Passage to read:
========
When assessing the possible efficacy or effectiveness of an intervention, the main objective is to attribute changes you see in the outcome to that intervention alone. That is why clinical trials have strict inclusion and exclusion criteria, and frequently use randomization to create “clean” populations with comparable disease severity and comorbidities. By randomizing, the treatment and control populations should match not only on observable (e.g., demographic) characteristics, but also on unobservable or unknown confounders. As such, the difference in results between the groups can be interpreted as the effect of the intervention alone and not some other factors. This avoids the problem of selection bias, which occurs when the exposure is related to observable and unobservable confounders, and which is endemic to observational studies.

In an ideal research setting (ethics aside), we could clone individuals and give one clone the new treatment and the other one a placebo or standard of care and assess the change in health outcomes. Or we could give an individual the new treatment, study the effect the treatment has, go back in time through a DeLorean and repeat the process with the same individual, only this time with a placebo or other control intervention. Obviously, neither of these are practical options. Currently, the best strategy is randomized controlled trials (RCTs), but these have their own limitations (e.g. financial, ethical, and time considerations) that limit the number of interventions that can be studied this way. Also, the exclusion criteria necessary to arrive at these “clean” study populations sometimes mean that they do not represent the real-world patients who will use these new interventions.

For these reasons, observational studies present an attractive option to RCTs by using electronic health records, registries, or administrative claims databases. Observational studies have their own drawbacks, such as selection bias detailed above. We try to address some of these issues by controlling for covariates in statistical models or by using propensity scores to create comparable study groups that have similar distributions of observable covariates (check out the blog entry of using propensity scores by my colleague Lauren Strand). Another method that has been gaining popularity in health services research is an econometric technique called instrumental variables (IV) estimation. In fact, two of my colleagues and the director of our program (Mark Bounthavong, Blythe Adamson, and Anirban Basu, respectively) wrote a primer on the use of IV here.

In their article Mark, Blythe, and Anirban explain the endogeneity issue when the treatment variable is associated with the error term in a regression model. For those of you who might still be confused (I certainly was for a long time!), I’ll use a simple figure1that I found in a textbook to explain how IVs work.
========
Task description: In the passage on intervention studies, which econometric technique is described as gaining popularity in health services research? The listing that follows comes from a different source than the passage on intervention studies.

Supplied material:
========
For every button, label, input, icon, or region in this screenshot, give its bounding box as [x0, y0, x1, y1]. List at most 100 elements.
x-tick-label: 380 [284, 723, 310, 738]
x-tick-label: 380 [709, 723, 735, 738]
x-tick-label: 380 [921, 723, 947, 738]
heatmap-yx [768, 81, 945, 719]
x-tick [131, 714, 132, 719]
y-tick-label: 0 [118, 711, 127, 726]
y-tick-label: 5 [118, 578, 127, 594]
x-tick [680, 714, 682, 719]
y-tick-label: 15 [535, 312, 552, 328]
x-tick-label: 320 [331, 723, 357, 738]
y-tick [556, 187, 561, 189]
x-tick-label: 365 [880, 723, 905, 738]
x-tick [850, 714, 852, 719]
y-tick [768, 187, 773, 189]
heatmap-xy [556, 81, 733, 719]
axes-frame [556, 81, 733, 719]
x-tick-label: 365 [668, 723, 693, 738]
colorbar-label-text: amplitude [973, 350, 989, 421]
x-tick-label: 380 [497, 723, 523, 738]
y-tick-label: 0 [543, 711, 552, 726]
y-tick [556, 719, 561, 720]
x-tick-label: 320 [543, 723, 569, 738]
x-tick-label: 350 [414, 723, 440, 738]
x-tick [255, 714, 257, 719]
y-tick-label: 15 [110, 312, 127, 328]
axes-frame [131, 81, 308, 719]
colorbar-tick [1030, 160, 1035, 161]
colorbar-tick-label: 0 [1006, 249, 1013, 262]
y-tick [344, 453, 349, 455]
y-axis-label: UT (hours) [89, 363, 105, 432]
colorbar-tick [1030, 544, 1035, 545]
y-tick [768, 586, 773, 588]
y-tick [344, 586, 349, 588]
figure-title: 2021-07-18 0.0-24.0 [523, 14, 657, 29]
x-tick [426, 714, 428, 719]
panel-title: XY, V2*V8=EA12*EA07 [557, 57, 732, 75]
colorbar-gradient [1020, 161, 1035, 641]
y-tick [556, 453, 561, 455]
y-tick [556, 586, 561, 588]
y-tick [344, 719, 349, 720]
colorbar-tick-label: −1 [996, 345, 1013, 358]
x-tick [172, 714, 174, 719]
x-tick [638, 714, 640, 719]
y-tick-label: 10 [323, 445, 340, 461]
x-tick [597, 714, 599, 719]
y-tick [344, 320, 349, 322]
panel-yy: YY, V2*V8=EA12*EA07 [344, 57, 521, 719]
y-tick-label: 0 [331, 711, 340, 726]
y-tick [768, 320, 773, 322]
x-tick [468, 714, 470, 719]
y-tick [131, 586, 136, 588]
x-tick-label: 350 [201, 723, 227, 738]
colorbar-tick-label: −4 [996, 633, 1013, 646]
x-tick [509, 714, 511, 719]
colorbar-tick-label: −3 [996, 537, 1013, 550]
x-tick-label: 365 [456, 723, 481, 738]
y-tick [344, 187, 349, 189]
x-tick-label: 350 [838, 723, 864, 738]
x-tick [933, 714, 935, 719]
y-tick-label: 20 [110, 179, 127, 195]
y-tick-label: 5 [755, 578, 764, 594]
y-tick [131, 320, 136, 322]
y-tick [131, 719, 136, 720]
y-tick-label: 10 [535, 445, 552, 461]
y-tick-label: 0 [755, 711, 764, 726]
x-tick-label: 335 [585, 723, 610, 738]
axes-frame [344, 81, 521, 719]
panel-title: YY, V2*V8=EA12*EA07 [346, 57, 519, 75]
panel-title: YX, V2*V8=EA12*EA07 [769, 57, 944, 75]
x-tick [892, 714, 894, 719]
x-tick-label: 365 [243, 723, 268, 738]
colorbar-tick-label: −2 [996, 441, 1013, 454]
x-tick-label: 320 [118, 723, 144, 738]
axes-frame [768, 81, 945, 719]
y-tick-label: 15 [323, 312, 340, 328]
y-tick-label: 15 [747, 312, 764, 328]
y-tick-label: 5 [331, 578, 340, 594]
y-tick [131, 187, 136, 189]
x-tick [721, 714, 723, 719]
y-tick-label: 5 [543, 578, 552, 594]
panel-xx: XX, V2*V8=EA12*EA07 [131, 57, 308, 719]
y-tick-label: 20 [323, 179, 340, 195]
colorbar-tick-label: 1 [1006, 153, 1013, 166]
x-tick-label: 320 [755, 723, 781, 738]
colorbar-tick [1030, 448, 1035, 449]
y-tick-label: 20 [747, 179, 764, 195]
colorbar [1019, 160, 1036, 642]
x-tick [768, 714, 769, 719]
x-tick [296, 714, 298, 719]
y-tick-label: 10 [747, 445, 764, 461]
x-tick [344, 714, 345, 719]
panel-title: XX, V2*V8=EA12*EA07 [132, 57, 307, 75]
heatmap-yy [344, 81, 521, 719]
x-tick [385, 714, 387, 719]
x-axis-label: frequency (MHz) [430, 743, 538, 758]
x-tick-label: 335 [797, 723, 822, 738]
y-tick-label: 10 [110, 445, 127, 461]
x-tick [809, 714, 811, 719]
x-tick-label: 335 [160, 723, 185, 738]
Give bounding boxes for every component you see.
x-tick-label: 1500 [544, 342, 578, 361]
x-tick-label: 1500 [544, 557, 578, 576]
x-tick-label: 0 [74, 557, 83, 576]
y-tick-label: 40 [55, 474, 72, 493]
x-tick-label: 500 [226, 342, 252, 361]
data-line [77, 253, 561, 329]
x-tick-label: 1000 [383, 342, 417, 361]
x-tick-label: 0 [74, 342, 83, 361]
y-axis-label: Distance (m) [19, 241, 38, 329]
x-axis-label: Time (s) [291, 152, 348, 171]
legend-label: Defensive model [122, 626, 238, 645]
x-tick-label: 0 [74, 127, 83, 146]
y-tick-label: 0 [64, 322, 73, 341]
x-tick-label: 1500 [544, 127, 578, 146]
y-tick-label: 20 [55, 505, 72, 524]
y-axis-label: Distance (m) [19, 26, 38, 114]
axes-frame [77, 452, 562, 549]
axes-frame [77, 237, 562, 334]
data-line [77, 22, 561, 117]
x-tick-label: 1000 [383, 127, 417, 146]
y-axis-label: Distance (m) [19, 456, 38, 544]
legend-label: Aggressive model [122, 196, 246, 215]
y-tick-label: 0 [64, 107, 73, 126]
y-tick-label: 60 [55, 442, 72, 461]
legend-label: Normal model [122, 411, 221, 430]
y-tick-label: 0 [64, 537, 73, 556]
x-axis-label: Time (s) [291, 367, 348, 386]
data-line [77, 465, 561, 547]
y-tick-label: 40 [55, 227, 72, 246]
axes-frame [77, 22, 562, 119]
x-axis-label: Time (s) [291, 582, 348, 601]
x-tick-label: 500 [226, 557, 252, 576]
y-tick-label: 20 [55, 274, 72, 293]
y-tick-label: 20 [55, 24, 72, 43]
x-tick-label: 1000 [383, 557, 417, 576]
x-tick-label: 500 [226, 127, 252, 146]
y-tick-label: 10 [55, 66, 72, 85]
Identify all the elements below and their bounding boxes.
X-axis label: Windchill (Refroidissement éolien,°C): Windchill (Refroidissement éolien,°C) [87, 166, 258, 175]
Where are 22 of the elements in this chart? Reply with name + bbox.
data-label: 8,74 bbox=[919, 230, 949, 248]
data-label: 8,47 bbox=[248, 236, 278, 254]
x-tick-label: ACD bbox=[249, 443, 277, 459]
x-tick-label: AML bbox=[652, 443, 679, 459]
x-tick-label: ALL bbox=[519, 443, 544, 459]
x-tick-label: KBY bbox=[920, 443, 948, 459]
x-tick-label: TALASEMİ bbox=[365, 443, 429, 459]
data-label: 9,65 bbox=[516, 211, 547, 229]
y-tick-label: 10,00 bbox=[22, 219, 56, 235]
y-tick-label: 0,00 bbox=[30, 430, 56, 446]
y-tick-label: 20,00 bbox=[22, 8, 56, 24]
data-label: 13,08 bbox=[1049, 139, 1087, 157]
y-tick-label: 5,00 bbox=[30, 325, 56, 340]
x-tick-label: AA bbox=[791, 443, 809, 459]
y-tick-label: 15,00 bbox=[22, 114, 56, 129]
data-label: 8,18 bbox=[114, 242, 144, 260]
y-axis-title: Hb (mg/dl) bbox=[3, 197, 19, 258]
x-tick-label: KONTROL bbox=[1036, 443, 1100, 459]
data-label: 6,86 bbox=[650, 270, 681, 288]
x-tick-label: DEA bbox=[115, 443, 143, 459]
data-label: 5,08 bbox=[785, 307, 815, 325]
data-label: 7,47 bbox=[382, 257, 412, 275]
========
Response box: Instrumental variables (IV) estimation.